* WHAT YOU NEED TO DO *
Repeat each record exactly. Any picture gets left out.

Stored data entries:
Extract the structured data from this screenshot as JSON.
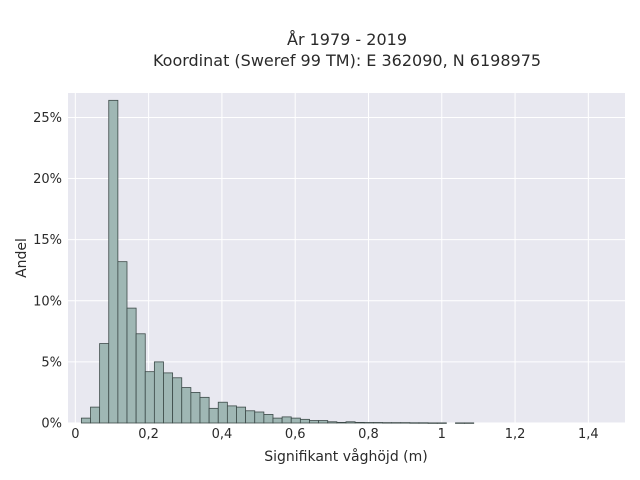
{
  "chart_data": {
    "type": "bar",
    "title": "År 1979 - 2019",
    "subtitle": "Koordinat (Sweref 99 TM): E 362090, N 6198975",
    "xlabel": "Signifikant våghöjd (m)",
    "ylabel": "Andel",
    "xlim": [
      -0.02,
      1.5
    ],
    "ylim": [
      0,
      0.27
    ],
    "xticks": [
      0,
      0.2,
      0.4,
      0.6,
      0.8,
      1.0,
      1.2,
      1.4
    ],
    "xtick_labels": [
      "0",
      "0,2",
      "0,4",
      "0,6",
      "0,8",
      "1",
      "1,2",
      "1,4"
    ],
    "yticks": [
      0,
      0.05,
      0.1,
      0.15,
      0.2,
      0.25
    ],
    "ytick_labels": [
      "0%",
      "5%",
      "10%",
      "15%",
      "20%",
      "25%"
    ],
    "grid": true,
    "bin_start": 0.0165,
    "bin_width": 0.0249,
    "values": [
      0.004,
      0.013,
      0.065,
      0.264,
      0.132,
      0.094,
      0.073,
      0.042,
      0.05,
      0.041,
      0.037,
      0.029,
      0.025,
      0.021,
      0.012,
      0.017,
      0.014,
      0.013,
      0.01,
      0.009,
      0.007,
      0.004,
      0.005,
      0.004,
      0.003,
      0.002,
      0.002,
      0.001,
      0.0005,
      0.001,
      0.0005,
      0.0004,
      0.0004,
      0.0003,
      0.0003,
      0.0003,
      0.0002,
      0.0002,
      0.0001,
      0.0001,
      0.0,
      0.0001,
      0.0001
    ],
    "bar_color": "#9fb7b4",
    "bar_edge": "#3c4a48",
    "plot_bg": "#e8e8f0",
    "grid_color": "#ffffff"
  }
}
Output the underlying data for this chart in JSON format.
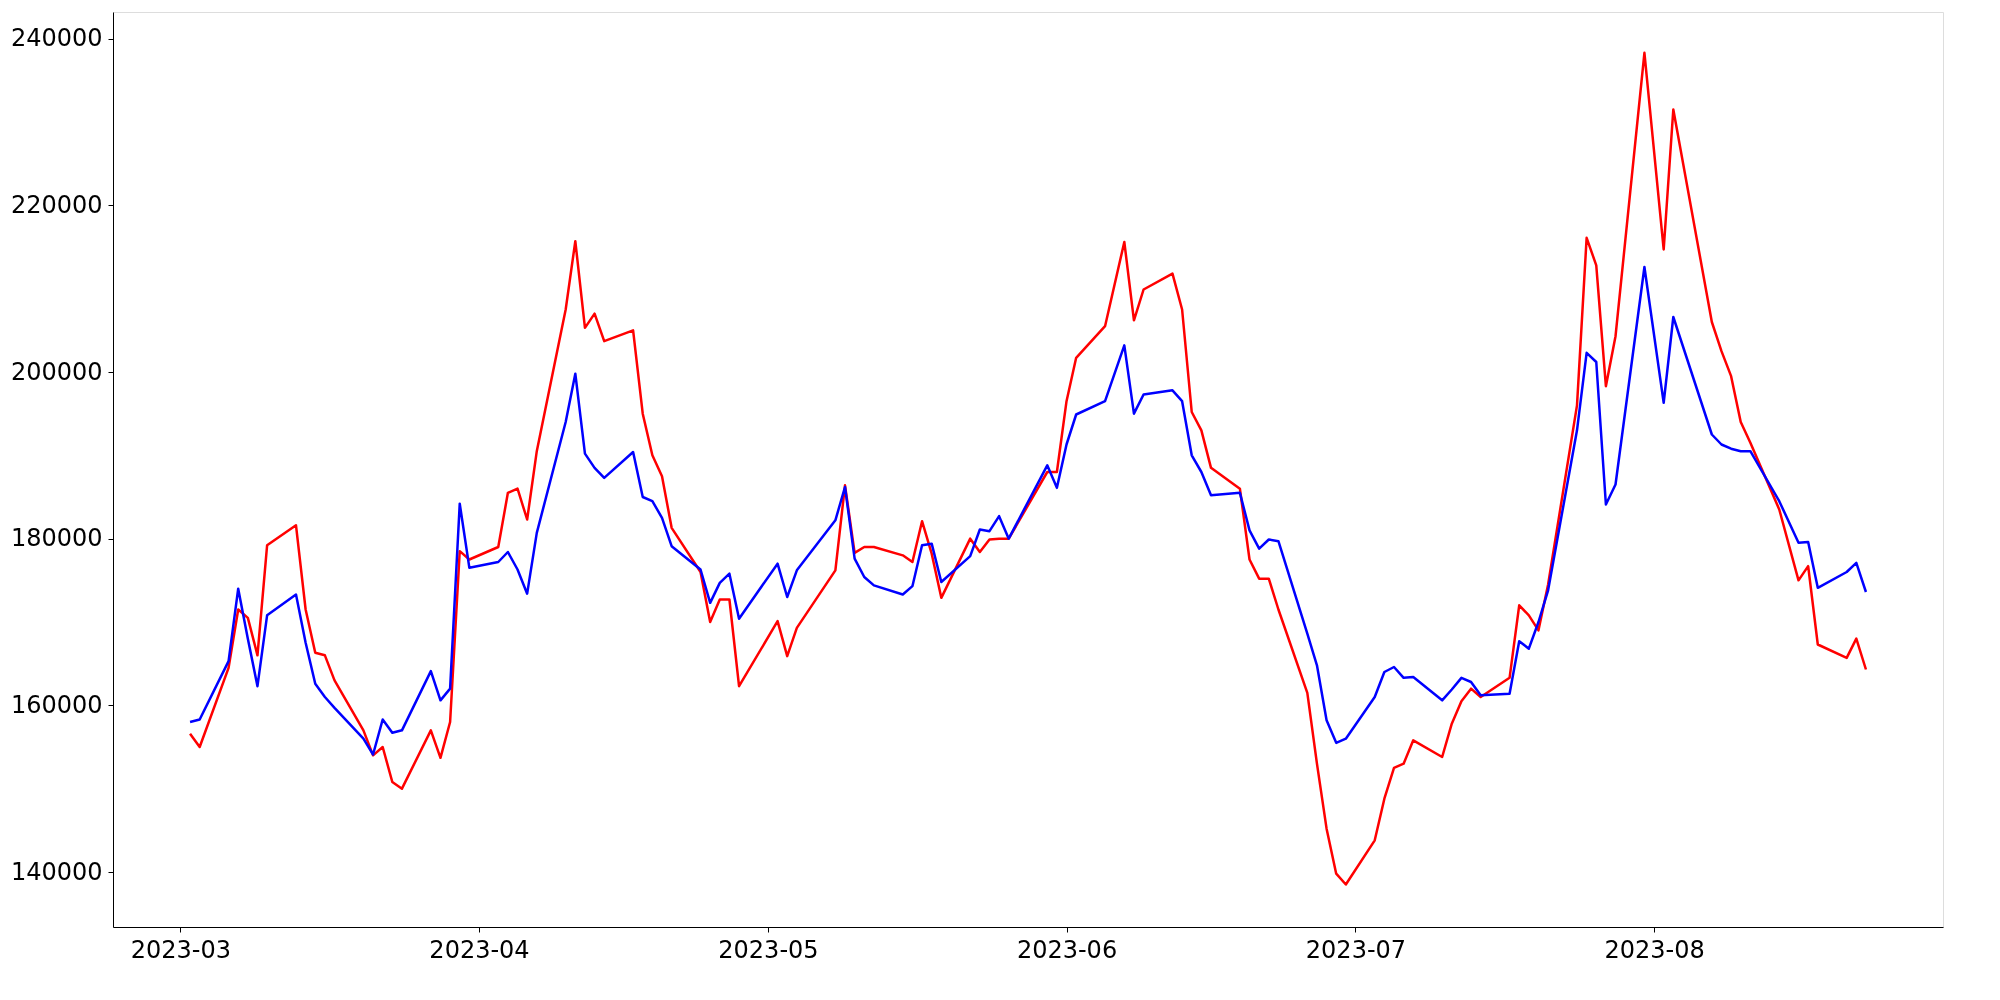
{
  "chart_data": {
    "type": "line",
    "x": [
      "2023-03-02",
      "2023-03-03",
      "2023-03-06",
      "2023-03-07",
      "2023-03-08",
      "2023-03-09",
      "2023-03-10",
      "2023-03-13",
      "2023-03-14",
      "2023-03-15",
      "2023-03-16",
      "2023-03-17",
      "2023-03-20",
      "2023-03-21",
      "2023-03-22",
      "2023-03-23",
      "2023-03-24",
      "2023-03-27",
      "2023-03-28",
      "2023-03-29",
      "2023-03-30",
      "2023-03-31",
      "2023-04-03",
      "2023-04-04",
      "2023-04-05",
      "2023-04-06",
      "2023-04-07",
      "2023-04-10",
      "2023-04-11",
      "2023-04-12",
      "2023-04-13",
      "2023-04-14",
      "2023-04-17",
      "2023-04-18",
      "2023-04-19",
      "2023-04-20",
      "2023-04-21",
      "2023-04-24",
      "2023-04-25",
      "2023-04-26",
      "2023-04-27",
      "2023-04-28",
      "2023-05-02",
      "2023-05-03",
      "2023-05-04",
      "2023-05-08",
      "2023-05-09",
      "2023-05-10",
      "2023-05-11",
      "2023-05-12",
      "2023-05-15",
      "2023-05-16",
      "2023-05-17",
      "2023-05-18",
      "2023-05-19",
      "2023-05-22",
      "2023-05-23",
      "2023-05-24",
      "2023-05-25",
      "2023-05-26",
      "2023-05-30",
      "2023-05-31",
      "2023-06-01",
      "2023-06-02",
      "2023-06-05",
      "2023-06-07",
      "2023-06-08",
      "2023-06-09",
      "2023-06-12",
      "2023-06-13",
      "2023-06-14",
      "2023-06-15",
      "2023-06-16",
      "2023-06-19",
      "2023-06-20",
      "2023-06-21",
      "2023-06-22",
      "2023-06-23",
      "2023-06-26",
      "2023-06-27",
      "2023-06-28",
      "2023-06-29",
      "2023-06-30",
      "2023-07-03",
      "2023-07-04",
      "2023-07-05",
      "2023-07-06",
      "2023-07-07",
      "2023-07-10",
      "2023-07-11",
      "2023-07-12",
      "2023-07-13",
      "2023-07-14",
      "2023-07-17",
      "2023-07-18",
      "2023-07-19",
      "2023-07-20",
      "2023-07-21",
      "2023-07-24",
      "2023-07-25",
      "2023-07-26",
      "2023-07-27",
      "2023-07-28",
      "2023-07-31",
      "2023-08-02",
      "2023-08-03",
      "2023-08-07",
      "2023-08-08",
      "2023-08-09",
      "2023-08-10",
      "2023-08-11",
      "2023-08-14",
      "2023-08-16",
      "2023-08-17",
      "2023-08-18",
      "2023-08-21",
      "2023-08-22",
      "2023-08-23"
    ],
    "series": [
      {
        "color": "#ff0000",
        "values": [
          156600,
          155000,
          164500,
          171500,
          170500,
          166000,
          179200,
          181600,
          171500,
          166300,
          166000,
          163000,
          157000,
          154000,
          155000,
          150800,
          150000,
          157000,
          153700,
          158000,
          178500,
          177500,
          179000,
          185500,
          186000,
          182300,
          190500,
          207500,
          215700,
          205300,
          207000,
          203700,
          205000,
          195000,
          190000,
          187500,
          181300,
          176000,
          170000,
          172700,
          172700,
          162300,
          170100,
          165900,
          169300,
          176200,
          186400,
          178300,
          179000,
          179000,
          178000,
          177200,
          182100,
          178200,
          172900,
          180000,
          178400,
          179900,
          180000,
          180000,
          188000,
          188000,
          196500,
          201700,
          205500,
          215600,
          206200,
          209900,
          211800,
          207500,
          195200,
          193000,
          188500,
          186000,
          177500,
          175200,
          175200,
          171500,
          161500,
          153000,
          145200,
          139800,
          138500,
          143800,
          148800,
          152500,
          153000,
          155800,
          153800,
          157800,
          160500,
          162000,
          161000,
          163300,
          172000,
          170800,
          169000,
          174500,
          196000,
          216100,
          212800,
          198300,
          204300,
          238300,
          214700,
          231500,
          206000,
          202500,
          199500,
          194000,
          191500,
          183500,
          175000,
          176700,
          167300,
          165700,
          168000,
          164300
        ]
      },
      {
        "color": "#0000ff",
        "values": [
          158000,
          158300,
          165300,
          174000,
          168000,
          162300,
          170800,
          173300,
          167500,
          162600,
          161000,
          159700,
          156000,
          154100,
          158300,
          156700,
          157000,
          164100,
          160600,
          162000,
          184200,
          176500,
          177200,
          178400,
          176300,
          173400,
          180700,
          194000,
          199800,
          190200,
          188500,
          187300,
          190400,
          185000,
          184500,
          182500,
          179100,
          176300,
          172300,
          174700,
          175800,
          170400,
          177000,
          173000,
          176200,
          182200,
          186200,
          177600,
          175400,
          174400,
          173300,
          174300,
          179200,
          179400,
          174800,
          177900,
          181100,
          180900,
          182700,
          180000,
          188800,
          186100,
          191300,
          194900,
          196500,
          203200,
          195000,
          197300,
          197800,
          196500,
          190000,
          188000,
          185200,
          185500,
          181000,
          178800,
          179900,
          179700,
          168600,
          164800,
          158200,
          155500,
          156000,
          161000,
          164000,
          164600,
          163300,
          163400,
          160600,
          161900,
          163300,
          162800,
          161200,
          161400,
          167700,
          166800,
          170000,
          173800,
          193000,
          202300,
          201200,
          184100,
          186500,
          212600,
          196300,
          206600,
          192500,
          191300,
          190800,
          190500,
          190500,
          184500,
          179500,
          179600,
          174100,
          176000,
          177100,
          173600
        ]
      }
    ],
    "xlim": [
      "2023-02-22",
      "2023-08-31"
    ],
    "xticks": [
      "2023-03",
      "2023-04",
      "2023-05",
      "2023-06",
      "2023-07",
      "2023-08"
    ],
    "ylim": [
      133400,
      243200
    ],
    "yticks": [
      140000,
      160000,
      180000,
      200000,
      220000,
      240000
    ],
    "grid": false,
    "marker": "none",
    "line_style": "solid"
  }
}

* WRITTEN RESPONSE *
Extract the structured data from this screenshot as JSON.
{
  "chart_data": {
    "type": "bar",
    "title": "År 1979 - 2019",
    "subtitle": "Koordinat (Sweref 99 TM): E 362090, N 6198975",
    "xlabel": "Signifikant våghöjd (m)",
    "ylabel": "Andel",
    "xlim": [
      -0.02,
      1.5
    ],
    "ylim": [
      0,
      0.27
    ],
    "xticks": [
      0,
      0.2,
      0.4,
      0.6,
      0.8,
      1.0,
      1.2,
      1.4
    ],
    "xtick_labels": [
      "0",
      "0,2",
      "0,4",
      "0,6",
      "0,8",
      "1",
      "1,2",
      "1,4"
    ],
    "yticks": [
      0,
      0.05,
      0.1,
      0.15,
      0.2,
      0.25
    ],
    "ytick_labels": [
      "0%",
      "5%",
      "10%",
      "15%",
      "20%",
      "25%"
    ],
    "grid": true,
    "bin_start": 0.0165,
    "bin_width": 0.0249,
    "values": [
      0.004,
      0.013,
      0.065,
      0.264,
      0.132,
      0.094,
      0.073,
      0.042,
      0.05,
      0.041,
      0.037,
      0.029,
      0.025,
      0.021,
      0.012,
      0.017,
      0.014,
      0.013,
      0.01,
      0.009,
      0.007,
      0.004,
      0.005,
      0.004,
      0.003,
      0.002,
      0.002,
      0.001,
      0.0005,
      0.001,
      0.0005,
      0.0004,
      0.0004,
      0.0003,
      0.0003,
      0.0003,
      0.0002,
      0.0002,
      0.0001,
      0.0001,
      0.0,
      0.0001,
      0.0001
    ],
    "bar_color": "#9fb7b4",
    "bar_edge": "#3c4a48",
    "plot_bg": "#e8e8f0",
    "grid_color": "#ffffff"
  }
}
Output the underlying data for this chart in JSON format.
{
  "chart_data": {
    "type": "line",
    "x": [
      "2023-03-02",
      "2023-03-03",
      "2023-03-06",
      "2023-03-07",
      "2023-03-08",
      "2023-03-09",
      "2023-03-10",
      "2023-03-13",
      "2023-03-14",
      "2023-03-15",
      "2023-03-16",
      "2023-03-17",
      "2023-03-20",
      "2023-03-21",
      "2023-03-22",
      "2023-03-23",
      "2023-03-24",
      "2023-03-27",
      "2023-03-28",
      "2023-03-29",
      "2023-03-30",
      "2023-03-31",
      "2023-04-03",
      "2023-04-04",
      "2023-04-05",
      "2023-04-06",
      "2023-04-07",
      "2023-04-10",
      "2023-04-11",
      "2023-04-12",
      "2023-04-13",
      "2023-04-14",
      "2023-04-17",
      "2023-04-18",
      "2023-04-19",
      "2023-04-20",
      "2023-04-21",
      "2023-04-24",
      "2023-04-25",
      "2023-04-26",
      "2023-04-27",
      "2023-04-28",
      "2023-05-02",
      "2023-05-03",
      "2023-05-04",
      "2023-05-08",
      "2023-05-09",
      "2023-05-10",
      "2023-05-11",
      "2023-05-12",
      "2023-05-15",
      "2023-05-16",
      "2023-05-17",
      "2023-05-18",
      "2023-05-19",
      "2023-05-22",
      "2023-05-23",
      "2023-05-24",
      "2023-05-25",
      "2023-05-26",
      "2023-05-30",
      "2023-05-31",
      "2023-06-01",
      "2023-06-02",
      "2023-06-05",
      "2023-06-07",
      "2023-06-08",
      "2023-06-09",
      "2023-06-12",
      "2023-06-13",
      "2023-06-14",
      "2023-06-15",
      "2023-06-16",
      "2023-06-19",
      "2023-06-20",
      "2023-06-21",
      "2023-06-22",
      "2023-06-23",
      "2023-06-26",
      "2023-06-27",
      "2023-06-28",
      "2023-06-29",
      "2023-06-30",
      "2023-07-03",
      "2023-07-04",
      "2023-07-05",
      "2023-07-06",
      "2023-07-07",
      "2023-07-10",
      "2023-07-11",
      "2023-07-12",
      "2023-07-13",
      "2023-07-14",
      "2023-07-17",
      "2023-07-18",
      "2023-07-19",
      "2023-07-20",
      "2023-07-21",
      "2023-07-24",
      "2023-07-25",
      "2023-07-26",
      "2023-07-27",
      "2023-07-28",
      "2023-07-31",
      "2023-08-02",
      "2023-08-03",
      "2023-08-07",
      "2023-08-08",
      "2023-08-09",
      "2023-08-10",
      "2023-08-11",
      "2023-08-14",
      "2023-08-16",
      "2023-08-17",
      "2023-08-18",
      "2023-08-21",
      "2023-08-22",
      "2023-08-23"
    ],
    "series": [
      {
        "color": "#ff0000",
        "values": [
          156600,
          155000,
          164500,
          171500,
          170500,
          166000,
          179200,
          181600,
          171500,
          166300,
          166000,
          163000,
          157000,
          154000,
          155000,
          150800,
          150000,
          157000,
          153700,
          158000,
          178500,
          177500,
          179000,
          185500,
          186000,
          182300,
          190500,
          207500,
          215700,
          205300,
          207000,
          203700,
          205000,
          195000,
          190000,
          187500,
          181300,
          176000,
          170000,
          172700,
          172700,
          162300,
          170100,
          165900,
          169300,
          176200,
          186400,
          178300,
          179000,
          179000,
          178000,
          177200,
          182100,
          178200,
          172900,
          180000,
          178400,
          179900,
          180000,
          180000,
          188000,
          188000,
          196500,
          201700,
          205500,
          215600,
          206200,
          209900,
          211800,
          207500,
          195200,
          193000,
          188500,
          186000,
          177500,
          175200,
          175200,
          171500,
          161500,
          153000,
          145200,
          139800,
          138500,
          143800,
          148800,
          152500,
          153000,
          155800,
          153800,
          157800,
          160500,
          162000,
          161000,
          163300,
          172000,
          170800,
          169000,
          174500,
          196000,
          216100,
          212800,
          198300,
          204300,
          238300,
          214700,
          231500,
          206000,
          202500,
          199500,
          194000,
          191500,
          183500,
          175000,
          176700,
          167300,
          165700,
          168000,
          164300
        ]
      },
      {
        "color": "#0000ff",
        "values": [
          158000,
          158300,
          165300,
          174000,
          168000,
          162300,
          170800,
          173300,
          167500,
          162600,
          161000,
          159700,
          156000,
          154100,
          158300,
          156700,
          157000,
          164100,
          160600,
          162000,
          184200,
          176500,
          177200,
          178400,
          176300,
          173400,
          180700,
          194000,
          199800,
          190200,
          188500,
          187300,
          190400,
          185000,
          184500,
          182500,
          179100,
          176300,
          172300,
          174700,
          175800,
          170400,
          177000,
          173000,
          176200,
          182200,
          186200,
          177600,
          175400,
          174400,
          173300,
          174300,
          179200,
          179400,
          174800,
          177900,
          181100,
          180900,
          182700,
          180000,
          188800,
          186100,
          191300,
          194900,
          196500,
          203200,
          195000,
          197300,
          197800,
          196500,
          190000,
          188000,
          185200,
          185500,
          181000,
          178800,
          179900,
          179700,
          168600,
          164800,
          158200,
          155500,
          156000,
          161000,
          164000,
          164600,
          163300,
          163400,
          160600,
          161900,
          163300,
          162800,
          161200,
          161400,
          167700,
          166800,
          170000,
          173800,
          193000,
          202300,
          201200,
          184100,
          186500,
          212600,
          196300,
          206600,
          192500,
          191300,
          190800,
          190500,
          190500,
          184500,
          179500,
          179600,
          174100,
          176000,
          177100,
          173600
        ]
      }
    ],
    "xlim": [
      "2023-02-22",
      "2023-08-31"
    ],
    "xticks": [
      "2023-03",
      "2023-04",
      "2023-05",
      "2023-06",
      "2023-07",
      "2023-08"
    ],
    "ylim": [
      133400,
      243200
    ],
    "yticks": [
      140000,
      160000,
      180000,
      200000,
      220000,
      240000
    ],
    "grid": false,
    "marker": "none",
    "line_style": "solid"
  }
}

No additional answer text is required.